→ Directions for this task
Produce the listing below again, exactly as shown.

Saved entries
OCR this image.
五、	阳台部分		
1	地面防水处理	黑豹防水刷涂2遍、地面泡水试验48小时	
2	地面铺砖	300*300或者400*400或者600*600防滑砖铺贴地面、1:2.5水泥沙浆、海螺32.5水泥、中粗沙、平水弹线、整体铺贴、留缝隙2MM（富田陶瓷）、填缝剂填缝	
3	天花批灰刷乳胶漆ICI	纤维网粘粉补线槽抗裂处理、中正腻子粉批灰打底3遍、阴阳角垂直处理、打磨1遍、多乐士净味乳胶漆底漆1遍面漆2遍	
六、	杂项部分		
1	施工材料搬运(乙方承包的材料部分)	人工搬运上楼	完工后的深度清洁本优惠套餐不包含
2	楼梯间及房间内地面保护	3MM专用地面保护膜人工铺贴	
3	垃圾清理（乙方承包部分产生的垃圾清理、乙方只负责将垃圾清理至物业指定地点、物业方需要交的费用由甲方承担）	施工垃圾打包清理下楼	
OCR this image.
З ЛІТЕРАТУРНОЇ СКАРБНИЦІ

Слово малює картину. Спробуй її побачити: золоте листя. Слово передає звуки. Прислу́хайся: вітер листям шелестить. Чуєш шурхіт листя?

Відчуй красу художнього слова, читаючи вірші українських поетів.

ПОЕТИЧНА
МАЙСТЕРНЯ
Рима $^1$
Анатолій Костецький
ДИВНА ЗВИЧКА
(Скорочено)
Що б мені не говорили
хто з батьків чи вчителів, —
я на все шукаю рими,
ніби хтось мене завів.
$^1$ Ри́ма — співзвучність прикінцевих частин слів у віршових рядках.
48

→ Exercise response
OCR this image.
五、	阳台部分		
1	地面防水处理	黑豹防水刷涂2遍、地面泡水试验48小时	
2	地面铺砖	300*300或者400*400或者600*600防滑砖铺贴地面、1:2.5水泥沙浆、海螺32.5水泥、中粗沙、平水弹线、整体铺贴、留缝隙2MM（富田陶瓷）、填缝剂填缝	
3	天花批灰刷乳胶漆ICI	纤维网粘粉补线槽抗裂处理、中正腻子粉批灰打底3遍、阴阳角垂直处理、打磨1遍、多乐士净味乳胶漆底漆1遍面漆2遍	
六、	杂项部分		
1	施工材料搬运(乙方承包的材料部分)	人工搬运上楼	完工后的深度清洁本优惠套餐不包含
2	楼梯间及房间内地面保护	3MM专用地面保护膜人工铺贴	
3	垃圾清理（乙方承包部分产生的垃圾清理、乙方只负责将垃圾清理至物业指定地点、物业方需要交的费用由甲方承担）	施工垃圾打包清理下楼	
OCR this image.
З ЛІТЕРАТУРНОЇ СКАРБНИЦІ

Слово малює картину. Спробуй її побачити: золоте листя. Слово передає звуки. Прислу́хайся: вітер листям шелестить. Чуєш шурхіт листя?

Відчуй красу художнього слова, читаючи вірші українських поетів.

ПОЕТИЧНА
МАЙСТЕРНЯ
Рима $^1$
Анатолій Костецький
ДИВНА ЗВИЧКА
(Скорочено)
Що б мені не говорили
хто з батьків чи вчителів, —
я на все шукаю рими,
ніби хтось мене завів.
$^1$ Ри́ма — співзвучність прикінцевих частин слів у віршових рядках.
48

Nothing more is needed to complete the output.